Task statement :: Please copy out the lines below word for word, leaving out the pictures.

--- BEGIN Data rows ---

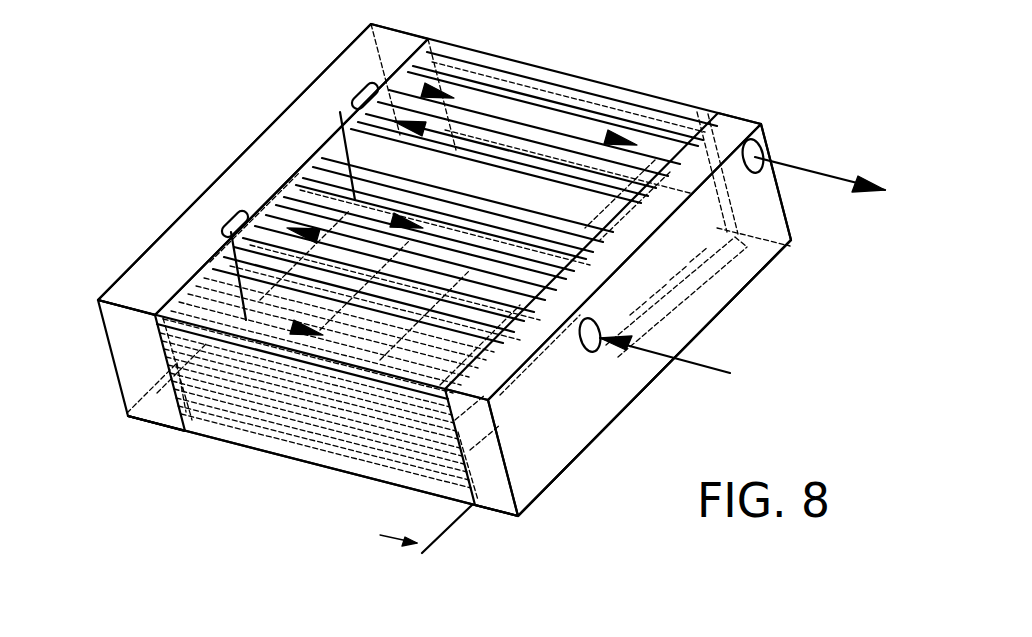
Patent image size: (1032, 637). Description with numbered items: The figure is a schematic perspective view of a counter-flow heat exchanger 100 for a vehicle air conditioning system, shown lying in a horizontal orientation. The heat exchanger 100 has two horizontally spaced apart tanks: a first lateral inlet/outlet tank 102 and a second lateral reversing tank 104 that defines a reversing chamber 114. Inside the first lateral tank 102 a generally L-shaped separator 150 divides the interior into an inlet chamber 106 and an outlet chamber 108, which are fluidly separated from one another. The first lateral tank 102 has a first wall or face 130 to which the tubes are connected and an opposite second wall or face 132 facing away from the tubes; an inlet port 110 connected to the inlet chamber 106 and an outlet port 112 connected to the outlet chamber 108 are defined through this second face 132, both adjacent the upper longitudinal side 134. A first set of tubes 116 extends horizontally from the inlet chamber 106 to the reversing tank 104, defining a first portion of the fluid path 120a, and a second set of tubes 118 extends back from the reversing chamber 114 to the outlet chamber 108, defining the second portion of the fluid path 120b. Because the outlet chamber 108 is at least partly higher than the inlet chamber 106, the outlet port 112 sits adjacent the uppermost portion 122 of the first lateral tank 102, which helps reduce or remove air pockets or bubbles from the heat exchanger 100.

The counter-flow heat exchanger 100 is at (243, 468).
The first lateral inlet/outlet tank 102 is at (514, 522).
The second lateral reversing tank 104 is at (232, 152).
The inlet chamber 106 is at (492, 403).
The outlet chamber 108 is at (722, 288).
The inlet port 110 is at (600, 345).
The outlet port 112 is at (763, 132).
The reversing chamber 114 is at (305, 108).
The first set of tubes 116 is at (162, 292).
The second set of tubes 118 is at (197, 434).
The fluid path (first portion) 120a is at (215, 213).
The fluid path (second portion) 120b is at (360, 80).
The uppermost portion of first lateral tank 122 is at (746, 130).
The first wall or face 130 is at (474, 520).
The second wall or face 132 is at (682, 323).
The upper longitudinal side 134 is at (698, 130).
The separator 150 is at (690, 245).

--- END Data rows ---

Full answer ::
Patent image size: (1032, 637). Description with numbered items: The figure is a schematic perspective view of a counter-flow heat exchanger 100 for a vehicle air conditioning system, shown lying in a horizontal orientation. The heat exchanger 100 has two horizontally spaced apart tanks: a first lateral inlet/outlet tank 102 and a second lateral reversing tank 104 that defines a reversing chamber 114. Inside the first lateral tank 102 a generally L-shaped separator 150 divides the interior into an inlet chamber 106 and an outlet chamber 108, which are fluidly separated from one another. The first lateral tank 102 has a first wall or face 130 to which the tubes are connected and an opposite second wall or face 132 facing away from the tubes; an inlet port 110 connected to the inlet chamber 106 and an outlet port 112 connected to the outlet chamber 108 are defined through this second face 132, both adjacent the upper longitudinal side 134. A first set of tubes 116 extends horizontally from the inlet chamber 106 to the reversing tank 104, defining a first portion of the fluid path 120a, and a second set of tubes 118 extends back from the reversing chamber 114 to the outlet chamber 108, defining the second portion of the fluid path 120b. Because the outlet chamber 108 is at least partly higher than the inlet chamber 106, the outlet port 112 sits adjacent the uppermost portion 122 of the first lateral tank 102, which helps reduce or remove air pockets or bubbles from the heat exchanger 100.

The counter-flow heat exchanger 100 is at (243, 468).
The first lateral inlet/outlet tank 102 is at (514, 522).
The second lateral reversing tank 104 is at (232, 152).
The inlet chamber 106 is at (492, 403).
The outlet chamber 108 is at (722, 288).
The inlet port 110 is at (600, 345).
The outlet port 112 is at (763, 132).
The reversing chamber 114 is at (305, 108).
The first set of tubes 116 is at (162, 292).
The second set of tubes 118 is at (197, 434).
The fluid path (first portion) 120a is at (215, 213).
The fluid path (second portion) 120b is at (360, 80).
The uppermost portion of first lateral tank 122 is at (746, 130).
The first wall or face 130 is at (474, 520).
The second wall or face 132 is at (682, 323).
The upper longitudinal side 134 is at (698, 130).
The separator 150 is at (690, 245).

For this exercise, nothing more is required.